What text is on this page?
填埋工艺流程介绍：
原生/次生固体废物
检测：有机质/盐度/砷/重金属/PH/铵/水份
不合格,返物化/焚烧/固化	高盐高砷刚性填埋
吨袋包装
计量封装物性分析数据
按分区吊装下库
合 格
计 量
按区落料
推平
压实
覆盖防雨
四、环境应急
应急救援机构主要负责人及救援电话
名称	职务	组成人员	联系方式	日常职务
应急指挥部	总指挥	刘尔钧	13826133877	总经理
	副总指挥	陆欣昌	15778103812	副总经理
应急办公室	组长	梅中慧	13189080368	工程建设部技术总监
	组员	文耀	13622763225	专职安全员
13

....

• **Your objective**: The records above should be repeated in full, exactly as given.

• **Finished task**:
What text is on this page?
填埋工艺流程介绍：
原生/次生固体废物
检测：有机质/盐度/砷/重金属/PH/铵/水份
不合格,返物化/焚烧/固化	高盐高砷刚性填埋
吨袋包装
计量封装物性分析数据
按分区吊装下库
合 格
计 量
按区落料
推平
压实
覆盖防雨
四、环境应急
应急救援机构主要负责人及救援电话
名称	职务	组成人员	联系方式	日常职务
应急指挥部	总指挥	刘尔钧	13826133877	总经理
	副总指挥	陆欣昌	15778103812	副总经理
应急办公室	组长	梅中慧	13189080368	工程建设部技术总监
	组员	文耀	13622763225	专职安全员
13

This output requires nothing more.